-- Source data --
---

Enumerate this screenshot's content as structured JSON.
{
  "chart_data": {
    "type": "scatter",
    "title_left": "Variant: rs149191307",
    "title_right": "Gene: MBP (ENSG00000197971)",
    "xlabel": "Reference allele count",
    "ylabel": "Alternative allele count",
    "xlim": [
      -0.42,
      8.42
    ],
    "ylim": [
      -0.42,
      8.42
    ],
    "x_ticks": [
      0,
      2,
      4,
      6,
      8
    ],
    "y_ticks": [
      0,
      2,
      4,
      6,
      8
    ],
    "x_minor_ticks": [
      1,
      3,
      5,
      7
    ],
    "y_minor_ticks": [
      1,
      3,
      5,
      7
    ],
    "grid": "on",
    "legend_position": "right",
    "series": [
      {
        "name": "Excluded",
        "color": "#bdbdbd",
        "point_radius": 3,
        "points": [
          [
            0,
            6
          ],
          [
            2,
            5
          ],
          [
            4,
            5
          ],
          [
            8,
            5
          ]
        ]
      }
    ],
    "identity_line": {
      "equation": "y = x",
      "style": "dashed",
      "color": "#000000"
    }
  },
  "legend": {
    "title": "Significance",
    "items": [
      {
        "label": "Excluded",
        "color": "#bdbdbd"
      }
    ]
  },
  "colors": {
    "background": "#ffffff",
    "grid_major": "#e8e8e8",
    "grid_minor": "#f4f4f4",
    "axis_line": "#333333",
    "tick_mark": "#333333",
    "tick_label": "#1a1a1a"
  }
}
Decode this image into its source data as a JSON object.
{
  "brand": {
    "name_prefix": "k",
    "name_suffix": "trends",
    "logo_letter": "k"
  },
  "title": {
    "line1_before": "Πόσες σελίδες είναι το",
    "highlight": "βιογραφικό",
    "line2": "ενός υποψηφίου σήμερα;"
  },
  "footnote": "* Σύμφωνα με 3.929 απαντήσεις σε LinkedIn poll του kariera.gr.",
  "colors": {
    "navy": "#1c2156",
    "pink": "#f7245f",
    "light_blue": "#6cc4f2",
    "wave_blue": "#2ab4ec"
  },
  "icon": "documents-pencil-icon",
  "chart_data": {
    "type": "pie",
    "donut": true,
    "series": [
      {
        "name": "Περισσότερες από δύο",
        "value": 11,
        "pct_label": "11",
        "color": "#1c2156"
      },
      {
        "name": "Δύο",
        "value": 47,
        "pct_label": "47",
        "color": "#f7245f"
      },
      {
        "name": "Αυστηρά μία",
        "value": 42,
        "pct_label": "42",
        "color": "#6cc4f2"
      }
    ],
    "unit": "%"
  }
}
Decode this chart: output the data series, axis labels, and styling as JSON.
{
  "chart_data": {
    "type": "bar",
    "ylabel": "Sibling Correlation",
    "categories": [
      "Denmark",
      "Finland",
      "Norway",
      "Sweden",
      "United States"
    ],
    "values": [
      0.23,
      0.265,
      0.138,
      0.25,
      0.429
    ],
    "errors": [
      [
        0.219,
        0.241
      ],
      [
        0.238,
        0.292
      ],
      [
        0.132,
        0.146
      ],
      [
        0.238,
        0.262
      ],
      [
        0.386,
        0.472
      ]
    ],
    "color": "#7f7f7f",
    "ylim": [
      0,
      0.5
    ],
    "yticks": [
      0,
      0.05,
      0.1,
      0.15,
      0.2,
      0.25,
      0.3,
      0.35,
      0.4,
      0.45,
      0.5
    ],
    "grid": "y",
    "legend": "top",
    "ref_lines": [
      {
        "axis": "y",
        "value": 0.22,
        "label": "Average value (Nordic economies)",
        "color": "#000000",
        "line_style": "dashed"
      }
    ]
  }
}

---

-- Task description --
All of the material above needs to be copied exactly.

-- Result for this task --
Enumerate this screenshot's content as structured JSON.
{
  "chart_data": {
    "type": "scatter",
    "title_left": "Variant: rs149191307",
    "title_right": "Gene: MBP (ENSG00000197971)",
    "xlabel": "Reference allele count",
    "ylabel": "Alternative allele count",
    "xlim": [
      -0.42,
      8.42
    ],
    "ylim": [
      -0.42,
      8.42
    ],
    "x_ticks": [
      0,
      2,
      4,
      6,
      8
    ],
    "y_ticks": [
      0,
      2,
      4,
      6,
      8
    ],
    "x_minor_ticks": [
      1,
      3,
      5,
      7
    ],
    "y_minor_ticks": [
      1,
      3,
      5,
      7
    ],
    "grid": "on",
    "legend_position": "right",
    "series": [
      {
        "name": "Excluded",
        "color": "#bdbdbd",
        "point_radius": 3,
        "points": [
          [
            0,
            6
          ],
          [
            2,
            5
          ],
          [
            4,
            5
          ],
          [
            8,
            5
          ]
        ]
      }
    ],
    "identity_line": {
      "equation": "y = x",
      "style": "dashed",
      "color": "#000000"
    }
  },
  "legend": {
    "title": "Significance",
    "items": [
      {
        "label": "Excluded",
        "color": "#bdbdbd"
      }
    ]
  },
  "colors": {
    "background": "#ffffff",
    "grid_major": "#e8e8e8",
    "grid_minor": "#f4f4f4",
    "axis_line": "#333333",
    "tick_mark": "#333333",
    "tick_label": "#1a1a1a"
  }
}
Decode this image into its source data as a JSON object.
{
  "brand": {
    "name_prefix": "k",
    "name_suffix": "trends",
    "logo_letter": "k"
  },
  "title": {
    "line1_before": "Πόσες σελίδες είναι το",
    "highlight": "βιογραφικό",
    "line2": "ενός υποψηφίου σήμερα;"
  },
  "footnote": "* Σύμφωνα με 3.929 απαντήσεις σε LinkedIn poll του kariera.gr.",
  "colors": {
    "navy": "#1c2156",
    "pink": "#f7245f",
    "light_blue": "#6cc4f2",
    "wave_blue": "#2ab4ec"
  },
  "icon": "documents-pencil-icon",
  "chart_data": {
    "type": "pie",
    "donut": true,
    "series": [
      {
        "name": "Περισσότερες από δύο",
        "value": 11,
        "pct_label": "11",
        "color": "#1c2156"
      },
      {
        "name": "Δύο",
        "value": 47,
        "pct_label": "47",
        "color": "#f7245f"
      },
      {
        "name": "Αυστηρά μία",
        "value": 42,
        "pct_label": "42",
        "color": "#6cc4f2"
      }
    ],
    "unit": "%"
  }
}
Decode this chart: output the data series, axis labels, and styling as JSON.
{
  "chart_data": {
    "type": "bar",
    "ylabel": "Sibling Correlation",
    "categories": [
      "Denmark",
      "Finland",
      "Norway",
      "Sweden",
      "United States"
    ],
    "values": [
      0.23,
      0.265,
      0.138,
      0.25,
      0.429
    ],
    "errors": [
      [
        0.219,
        0.241
      ],
      [
        0.238,
        0.292
      ],
      [
        0.132,
        0.146
      ],
      [
        0.238,
        0.262
      ],
      [
        0.386,
        0.472
      ]
    ],
    "color": "#7f7f7f",
    "ylim": [
      0,
      0.5
    ],
    "yticks": [
      0,
      0.05,
      0.1,
      0.15,
      0.2,
      0.25,
      0.3,
      0.35,
      0.4,
      0.45,
      0.5
    ],
    "grid": "y",
    "legend": "top",
    "ref_lines": [
      {
        "axis": "y",
        "value": 0.22,
        "label": "Average value (Nordic economies)",
        "color": "#000000",
        "line_style": "dashed"
      }
    ]
  }
}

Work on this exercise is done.